# [Written problem]
Every entry here needs to be repeated exactly.

# [Stored rows]

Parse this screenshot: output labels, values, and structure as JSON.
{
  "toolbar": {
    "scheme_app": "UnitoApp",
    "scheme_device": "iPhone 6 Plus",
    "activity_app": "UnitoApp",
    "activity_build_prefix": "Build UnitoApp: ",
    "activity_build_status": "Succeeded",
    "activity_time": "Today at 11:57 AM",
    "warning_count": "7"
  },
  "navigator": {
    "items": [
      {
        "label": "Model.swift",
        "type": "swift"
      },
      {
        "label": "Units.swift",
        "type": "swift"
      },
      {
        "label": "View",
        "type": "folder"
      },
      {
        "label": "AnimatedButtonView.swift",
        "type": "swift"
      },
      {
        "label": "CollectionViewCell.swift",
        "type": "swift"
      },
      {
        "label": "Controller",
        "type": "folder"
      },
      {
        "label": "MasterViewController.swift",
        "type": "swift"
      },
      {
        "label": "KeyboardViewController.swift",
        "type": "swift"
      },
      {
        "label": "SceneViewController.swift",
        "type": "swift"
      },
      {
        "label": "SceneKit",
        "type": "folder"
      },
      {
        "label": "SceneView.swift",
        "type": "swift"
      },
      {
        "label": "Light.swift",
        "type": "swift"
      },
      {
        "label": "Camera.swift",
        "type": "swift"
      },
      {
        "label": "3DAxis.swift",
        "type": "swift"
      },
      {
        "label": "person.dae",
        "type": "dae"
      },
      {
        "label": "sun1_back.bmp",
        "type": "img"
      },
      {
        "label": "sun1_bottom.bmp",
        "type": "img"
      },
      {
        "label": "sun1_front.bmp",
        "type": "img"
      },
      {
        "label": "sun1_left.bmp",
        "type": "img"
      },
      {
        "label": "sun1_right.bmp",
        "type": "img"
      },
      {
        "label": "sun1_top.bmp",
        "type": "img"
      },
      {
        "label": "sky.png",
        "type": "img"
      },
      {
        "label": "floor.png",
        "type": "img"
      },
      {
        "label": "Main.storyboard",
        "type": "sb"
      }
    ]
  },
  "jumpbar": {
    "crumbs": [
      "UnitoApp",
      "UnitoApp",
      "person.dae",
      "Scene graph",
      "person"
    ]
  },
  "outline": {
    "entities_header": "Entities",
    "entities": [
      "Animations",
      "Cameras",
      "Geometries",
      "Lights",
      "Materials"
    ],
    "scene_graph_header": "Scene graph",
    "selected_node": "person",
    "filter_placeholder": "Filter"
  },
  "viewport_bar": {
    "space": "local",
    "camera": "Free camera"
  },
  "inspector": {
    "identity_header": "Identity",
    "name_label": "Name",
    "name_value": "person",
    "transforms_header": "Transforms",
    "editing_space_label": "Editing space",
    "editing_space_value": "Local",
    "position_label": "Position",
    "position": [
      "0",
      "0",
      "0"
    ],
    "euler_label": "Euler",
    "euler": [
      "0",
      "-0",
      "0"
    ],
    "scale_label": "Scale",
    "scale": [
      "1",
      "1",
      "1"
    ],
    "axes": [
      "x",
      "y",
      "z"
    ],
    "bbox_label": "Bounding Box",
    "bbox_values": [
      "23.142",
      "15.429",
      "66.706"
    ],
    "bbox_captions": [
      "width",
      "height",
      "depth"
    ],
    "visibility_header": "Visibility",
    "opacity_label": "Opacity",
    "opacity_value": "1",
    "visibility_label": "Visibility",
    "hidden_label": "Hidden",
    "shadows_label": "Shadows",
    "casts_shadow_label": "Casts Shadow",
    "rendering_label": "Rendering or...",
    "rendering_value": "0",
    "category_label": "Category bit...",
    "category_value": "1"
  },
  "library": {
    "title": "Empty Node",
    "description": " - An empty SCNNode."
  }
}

# [Answer]
Parse this screenshot: output labels, values, and structure as JSON.
{
  "toolbar": {
    "scheme_app": "UnitoApp",
    "scheme_device": "iPhone 6 Plus",
    "activity_app": "UnitoApp",
    "activity_build_prefix": "Build UnitoApp: ",
    "activity_build_status": "Succeeded",
    "activity_time": "Today at 11:57 AM",
    "warning_count": "7"
  },
  "navigator": {
    "items": [
      {
        "label": "Model.swift",
        "type": "swift"
      },
      {
        "label": "Units.swift",
        "type": "swift"
      },
      {
        "label": "View",
        "type": "folder"
      },
      {
        "label": "AnimatedButtonView.swift",
        "type": "swift"
      },
      {
        "label": "CollectionViewCell.swift",
        "type": "swift"
      },
      {
        "label": "Controller",
        "type": "folder"
      },
      {
        "label": "MasterViewController.swift",
        "type": "swift"
      },
      {
        "label": "KeyboardViewController.swift",
        "type": "swift"
      },
      {
        "label": "SceneViewController.swift",
        "type": "swift"
      },
      {
        "label": "SceneKit",
        "type": "folder"
      },
      {
        "label": "SceneView.swift",
        "type": "swift"
      },
      {
        "label": "Light.swift",
        "type": "swift"
      },
      {
        "label": "Camera.swift",
        "type": "swift"
      },
      {
        "label": "3DAxis.swift",
        "type": "swift"
      },
      {
        "label": "person.dae",
        "type": "dae"
      },
      {
        "label": "sun1_back.bmp",
        "type": "img"
      },
      {
        "label": "sun1_bottom.bmp",
        "type": "img"
      },
      {
        "label": "sun1_front.bmp",
        "type": "img"
      },
      {
        "label": "sun1_left.bmp",
        "type": "img"
      },
      {
        "label": "sun1_right.bmp",
        "type": "img"
      },
      {
        "label": "sun1_top.bmp",
        "type": "img"
      },
      {
        "label": "sky.png",
        "type": "img"
      },
      {
        "label": "floor.png",
        "type": "img"
      },
      {
        "label": "Main.storyboard",
        "type": "sb"
      }
    ]
  },
  "jumpbar": {
    "crumbs": [
      "UnitoApp",
      "UnitoApp",
      "person.dae",
      "Scene graph",
      "person"
    ]
  },
  "outline": {
    "entities_header": "Entities",
    "entities": [
      "Animations",
      "Cameras",
      "Geometries",
      "Lights",
      "Materials"
    ],
    "scene_graph_header": "Scene graph",
    "selected_node": "person",
    "filter_placeholder": "Filter"
  },
  "viewport_bar": {
    "space": "local",
    "camera": "Free camera"
  },
  "inspector": {
    "identity_header": "Identity",
    "name_label": "Name",
    "name_value": "person",
    "transforms_header": "Transforms",
    "editing_space_label": "Editing space",
    "editing_space_value": "Local",
    "position_label": "Position",
    "position": [
      "0",
      "0",
      "0"
    ],
    "euler_label": "Euler",
    "euler": [
      "0",
      "-0",
      "0"
    ],
    "scale_label": "Scale",
    "scale": [
      "1",
      "1",
      "1"
    ],
    "axes": [
      "x",
      "y",
      "z"
    ],
    "bbox_label": "Bounding Box",
    "bbox_values": [
      "23.142",
      "15.429",
      "66.706"
    ],
    "bbox_captions": [
      "width",
      "height",
      "depth"
    ],
    "visibility_header": "Visibility",
    "opacity_label": "Opacity",
    "opacity_value": "1",
    "visibility_label": "Visibility",
    "hidden_label": "Hidden",
    "shadows_label": "Shadows",
    "casts_shadow_label": "Casts Shadow",
    "rendering_label": "Rendering or...",
    "rendering_value": "0",
    "category_label": "Category bit...",
    "category_value": "1"
  },
  "library": {
    "title": "Empty Node",
    "description": " - An empty SCNNode."
  }
}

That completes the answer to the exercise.